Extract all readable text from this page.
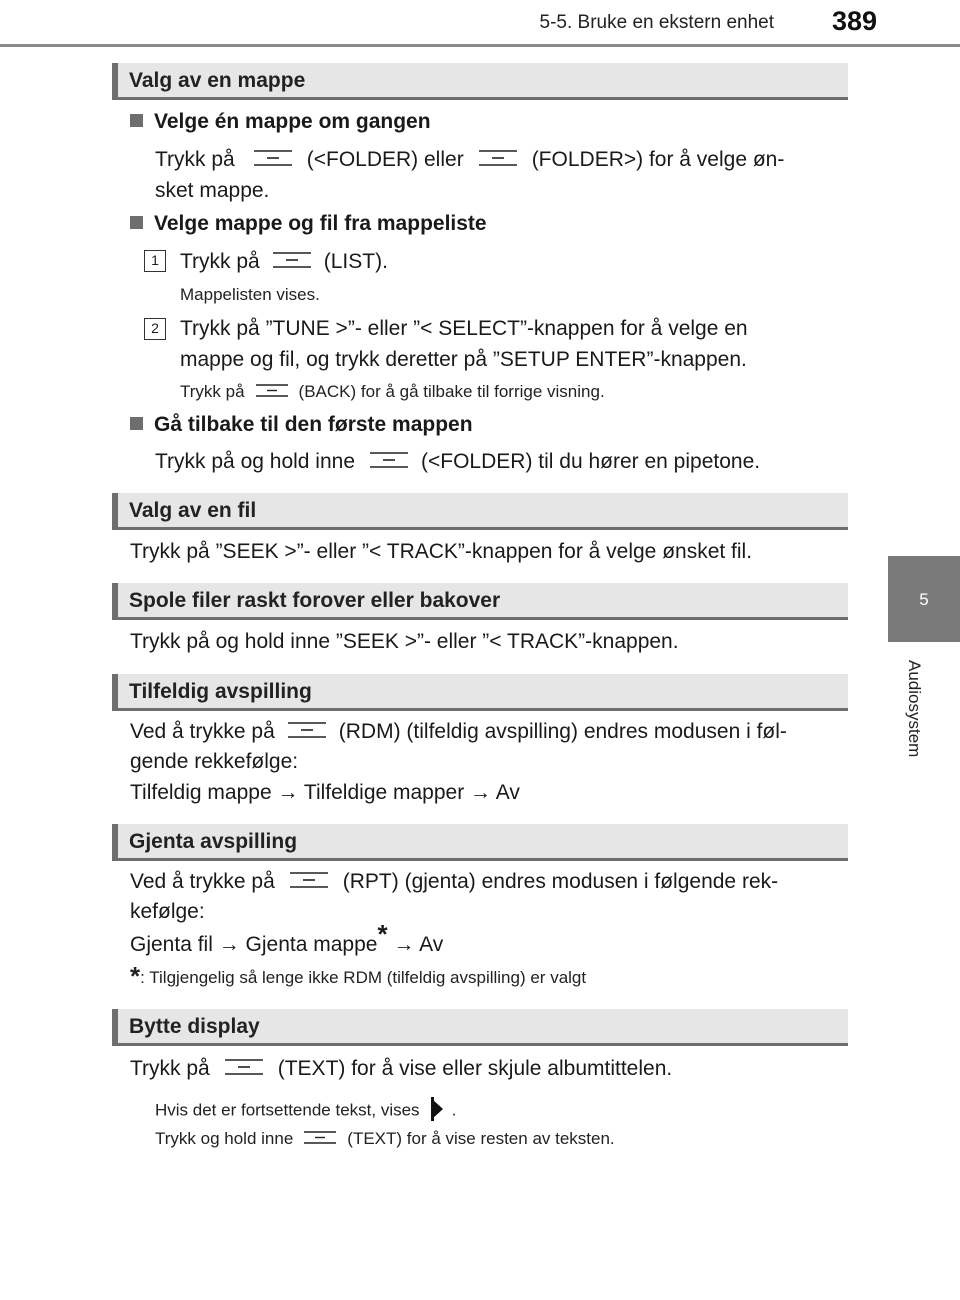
5-5. Bruke en ekstern enhet 389
5
Audiosystem
Valg av en mappe
Velge én mappe om gangen
Trykk på	(<FOLDER) eller	(FOLDER>) for å velge øn-
sket mappe.
Velge mappe og fil fra mappeliste
1	Trykk på	(LIST).
Mappelisten vises.
2	Trykk på ”TUNE >”- eller ”< SELECT”-knappen for å velge en
mappe og fil, og trykk deretter på ”SETUP ENTER”-knappen.
Trykk på	(BACK) for å gå tilbake til forrige visning.
Gå tilbake til den første mappen
Trykk på og hold inne	(<FOLDER) til du hører en pipetone.
Valg av en fil
Trykk på ”SEEK >”- eller ”< TRACK”-knappen for å velge ønsket fil.
Spole filer raskt forover eller bakover
Trykk på og hold inne ”SEEK >”- eller ”< TRACK”-knappen.
Tilfeldig avspilling
Ved å trykke på	(RDM) (tilfeldig avspilling) endres modusen i føl-
gende rekkefølge:
Tilfeldig mappe → Tilfeldige mapper → Av
Gjenta avspilling
Ved å trykke på	(RPT) (gjenta) endres modusen i følgende rek-
kefølge:
Gjenta fil → Gjenta mappe* → Av
*: Tilgjengelig så lenge ikke RDM (tilfeldig avspilling) er valgt
Bytte display
Trykk på	(TEXT) for å vise eller skjule albumtittelen.
Hvis det er fortsettende tekst, vises .
Trykk og hold inne	(TEXT) for å vise resten av teksten.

- Instructions to follow
Look through the records and gather every line containing "FOLDER".

- Answer to this task
Trykk på	(<FOLDER) eller	(FOLDER>) for å velge øn-
Trykk på og hold inne	(<FOLDER) til du hører en pipetone.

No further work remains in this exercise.